>>>

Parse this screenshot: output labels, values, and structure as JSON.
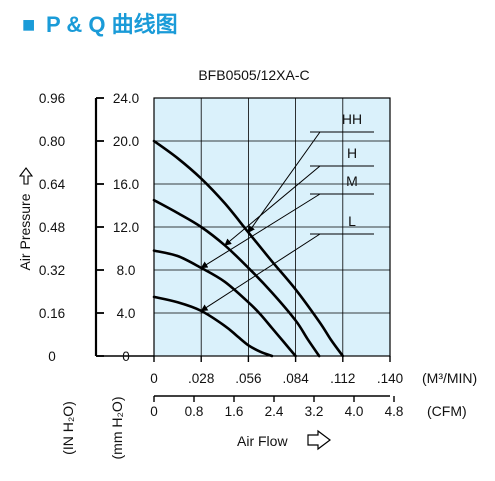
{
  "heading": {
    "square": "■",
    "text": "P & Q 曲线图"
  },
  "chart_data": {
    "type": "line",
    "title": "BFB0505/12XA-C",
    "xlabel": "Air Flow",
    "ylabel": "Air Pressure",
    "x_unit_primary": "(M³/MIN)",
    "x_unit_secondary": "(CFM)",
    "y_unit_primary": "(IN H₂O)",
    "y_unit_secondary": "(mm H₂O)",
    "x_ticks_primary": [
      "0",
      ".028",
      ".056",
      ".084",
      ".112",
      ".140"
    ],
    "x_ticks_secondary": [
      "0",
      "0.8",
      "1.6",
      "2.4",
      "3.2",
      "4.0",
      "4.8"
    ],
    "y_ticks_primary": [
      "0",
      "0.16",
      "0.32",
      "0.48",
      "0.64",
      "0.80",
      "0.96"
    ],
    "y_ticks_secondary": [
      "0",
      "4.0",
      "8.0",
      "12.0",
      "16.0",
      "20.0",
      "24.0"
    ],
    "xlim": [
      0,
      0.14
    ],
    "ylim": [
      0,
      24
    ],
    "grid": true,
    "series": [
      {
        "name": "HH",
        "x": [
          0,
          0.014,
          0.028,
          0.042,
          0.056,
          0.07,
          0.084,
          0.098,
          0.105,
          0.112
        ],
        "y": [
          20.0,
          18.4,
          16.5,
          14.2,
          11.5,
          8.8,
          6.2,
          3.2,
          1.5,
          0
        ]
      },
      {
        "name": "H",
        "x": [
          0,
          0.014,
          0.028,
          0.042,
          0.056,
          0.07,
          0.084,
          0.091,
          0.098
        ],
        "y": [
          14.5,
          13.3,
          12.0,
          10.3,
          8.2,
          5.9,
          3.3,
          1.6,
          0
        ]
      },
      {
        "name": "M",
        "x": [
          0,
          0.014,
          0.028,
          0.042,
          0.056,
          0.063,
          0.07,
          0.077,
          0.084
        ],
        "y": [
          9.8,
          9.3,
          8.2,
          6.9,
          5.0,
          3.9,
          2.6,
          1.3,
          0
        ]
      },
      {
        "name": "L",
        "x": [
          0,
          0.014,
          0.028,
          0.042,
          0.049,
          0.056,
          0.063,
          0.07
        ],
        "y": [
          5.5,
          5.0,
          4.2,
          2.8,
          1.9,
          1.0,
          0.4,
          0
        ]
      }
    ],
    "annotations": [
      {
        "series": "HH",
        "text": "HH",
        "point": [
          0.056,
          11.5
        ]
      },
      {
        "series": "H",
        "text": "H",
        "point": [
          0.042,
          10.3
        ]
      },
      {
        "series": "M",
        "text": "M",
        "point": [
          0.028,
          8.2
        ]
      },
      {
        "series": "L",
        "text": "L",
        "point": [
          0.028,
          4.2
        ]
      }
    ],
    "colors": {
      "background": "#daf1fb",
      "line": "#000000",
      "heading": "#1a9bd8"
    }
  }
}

<<<
>>>

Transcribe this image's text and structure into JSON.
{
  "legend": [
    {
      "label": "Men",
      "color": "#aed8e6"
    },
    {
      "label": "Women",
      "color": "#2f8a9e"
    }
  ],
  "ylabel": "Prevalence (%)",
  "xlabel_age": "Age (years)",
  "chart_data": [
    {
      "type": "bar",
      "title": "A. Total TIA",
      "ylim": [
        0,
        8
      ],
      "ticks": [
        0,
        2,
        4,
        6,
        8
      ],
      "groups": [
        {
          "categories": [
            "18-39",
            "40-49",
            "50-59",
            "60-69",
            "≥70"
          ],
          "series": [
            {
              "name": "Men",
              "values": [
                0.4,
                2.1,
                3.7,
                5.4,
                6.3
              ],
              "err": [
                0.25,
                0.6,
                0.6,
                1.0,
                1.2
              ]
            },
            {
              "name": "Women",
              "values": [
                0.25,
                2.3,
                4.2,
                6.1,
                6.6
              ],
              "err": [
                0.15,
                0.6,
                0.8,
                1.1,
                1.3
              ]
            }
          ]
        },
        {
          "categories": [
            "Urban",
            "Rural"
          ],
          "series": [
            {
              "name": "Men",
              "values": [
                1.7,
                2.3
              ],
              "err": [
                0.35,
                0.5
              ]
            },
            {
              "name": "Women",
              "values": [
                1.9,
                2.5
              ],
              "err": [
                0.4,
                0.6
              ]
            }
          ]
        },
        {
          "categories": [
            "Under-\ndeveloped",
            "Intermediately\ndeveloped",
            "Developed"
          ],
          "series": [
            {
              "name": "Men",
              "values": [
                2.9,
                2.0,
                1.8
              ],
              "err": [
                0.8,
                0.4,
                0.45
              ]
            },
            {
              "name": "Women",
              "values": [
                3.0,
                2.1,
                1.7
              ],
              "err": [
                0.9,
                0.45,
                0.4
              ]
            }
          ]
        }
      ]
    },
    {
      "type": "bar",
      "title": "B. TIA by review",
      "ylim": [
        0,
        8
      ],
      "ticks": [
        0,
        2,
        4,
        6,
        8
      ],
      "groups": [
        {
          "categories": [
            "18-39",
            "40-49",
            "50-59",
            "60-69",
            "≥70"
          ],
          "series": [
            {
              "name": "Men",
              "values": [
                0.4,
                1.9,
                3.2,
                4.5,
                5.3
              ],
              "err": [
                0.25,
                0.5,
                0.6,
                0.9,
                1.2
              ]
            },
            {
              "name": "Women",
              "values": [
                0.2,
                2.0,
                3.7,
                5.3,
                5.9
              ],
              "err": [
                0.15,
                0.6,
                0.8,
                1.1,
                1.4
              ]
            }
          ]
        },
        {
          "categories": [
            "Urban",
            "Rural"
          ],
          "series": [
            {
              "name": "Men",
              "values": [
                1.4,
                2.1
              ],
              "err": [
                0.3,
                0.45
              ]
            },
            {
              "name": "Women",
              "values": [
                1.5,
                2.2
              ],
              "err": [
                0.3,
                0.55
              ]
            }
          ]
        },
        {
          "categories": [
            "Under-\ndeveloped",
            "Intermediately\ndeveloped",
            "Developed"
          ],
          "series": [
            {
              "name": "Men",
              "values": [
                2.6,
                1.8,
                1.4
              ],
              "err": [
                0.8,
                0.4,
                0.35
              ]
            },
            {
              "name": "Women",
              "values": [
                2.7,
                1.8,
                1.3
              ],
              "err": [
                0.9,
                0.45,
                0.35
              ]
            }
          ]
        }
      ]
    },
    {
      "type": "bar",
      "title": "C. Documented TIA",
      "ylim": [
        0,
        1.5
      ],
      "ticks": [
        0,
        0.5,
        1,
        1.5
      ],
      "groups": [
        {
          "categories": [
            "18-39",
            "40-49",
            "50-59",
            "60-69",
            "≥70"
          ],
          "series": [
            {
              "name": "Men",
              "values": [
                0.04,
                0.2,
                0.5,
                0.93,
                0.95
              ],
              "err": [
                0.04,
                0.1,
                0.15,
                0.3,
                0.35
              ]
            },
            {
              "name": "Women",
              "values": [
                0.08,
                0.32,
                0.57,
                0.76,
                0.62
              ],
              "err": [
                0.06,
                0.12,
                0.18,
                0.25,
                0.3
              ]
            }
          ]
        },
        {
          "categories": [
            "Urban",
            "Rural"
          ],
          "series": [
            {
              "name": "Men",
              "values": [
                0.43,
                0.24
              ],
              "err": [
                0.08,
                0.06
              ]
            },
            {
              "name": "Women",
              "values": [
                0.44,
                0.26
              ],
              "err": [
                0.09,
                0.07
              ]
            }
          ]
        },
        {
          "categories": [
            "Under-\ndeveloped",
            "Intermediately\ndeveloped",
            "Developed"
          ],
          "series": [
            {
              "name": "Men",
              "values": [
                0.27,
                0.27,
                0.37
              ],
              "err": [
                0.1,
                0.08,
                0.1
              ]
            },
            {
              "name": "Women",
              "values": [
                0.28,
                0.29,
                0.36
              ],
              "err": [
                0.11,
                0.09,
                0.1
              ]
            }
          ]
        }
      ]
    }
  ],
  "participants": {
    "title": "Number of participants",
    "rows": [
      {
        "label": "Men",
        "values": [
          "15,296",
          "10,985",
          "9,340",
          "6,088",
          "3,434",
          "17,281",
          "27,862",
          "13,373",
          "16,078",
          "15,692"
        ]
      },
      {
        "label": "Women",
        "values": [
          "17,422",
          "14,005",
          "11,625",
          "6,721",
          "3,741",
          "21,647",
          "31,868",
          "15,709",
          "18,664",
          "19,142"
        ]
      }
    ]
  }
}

<<<
>>>

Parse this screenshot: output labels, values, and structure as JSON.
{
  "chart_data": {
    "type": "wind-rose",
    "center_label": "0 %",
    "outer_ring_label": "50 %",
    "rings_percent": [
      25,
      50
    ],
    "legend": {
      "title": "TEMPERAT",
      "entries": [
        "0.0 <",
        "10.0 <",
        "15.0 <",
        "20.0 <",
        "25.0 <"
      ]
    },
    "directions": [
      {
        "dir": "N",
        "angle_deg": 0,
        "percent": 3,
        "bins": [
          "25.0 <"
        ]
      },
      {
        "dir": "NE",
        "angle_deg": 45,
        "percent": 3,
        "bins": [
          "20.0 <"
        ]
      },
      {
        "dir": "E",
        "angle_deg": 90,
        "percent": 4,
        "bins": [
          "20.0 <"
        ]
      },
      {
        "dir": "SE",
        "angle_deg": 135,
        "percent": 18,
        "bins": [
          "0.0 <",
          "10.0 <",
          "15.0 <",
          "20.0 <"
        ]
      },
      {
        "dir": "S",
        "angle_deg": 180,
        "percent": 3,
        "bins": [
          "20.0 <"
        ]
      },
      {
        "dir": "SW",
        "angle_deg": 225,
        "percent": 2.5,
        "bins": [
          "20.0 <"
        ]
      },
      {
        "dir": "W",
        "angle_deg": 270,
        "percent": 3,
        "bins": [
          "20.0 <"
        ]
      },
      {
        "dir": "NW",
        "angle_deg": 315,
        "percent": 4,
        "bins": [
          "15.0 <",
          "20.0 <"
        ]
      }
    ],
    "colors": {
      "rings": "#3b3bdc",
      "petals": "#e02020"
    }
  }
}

<<<

◆ **Exercise requirements**
Locate the word "participants" in the records above, and return each line that has it.

◆ **Exercise answer**
  "participants": {
    "title": "Number of participants",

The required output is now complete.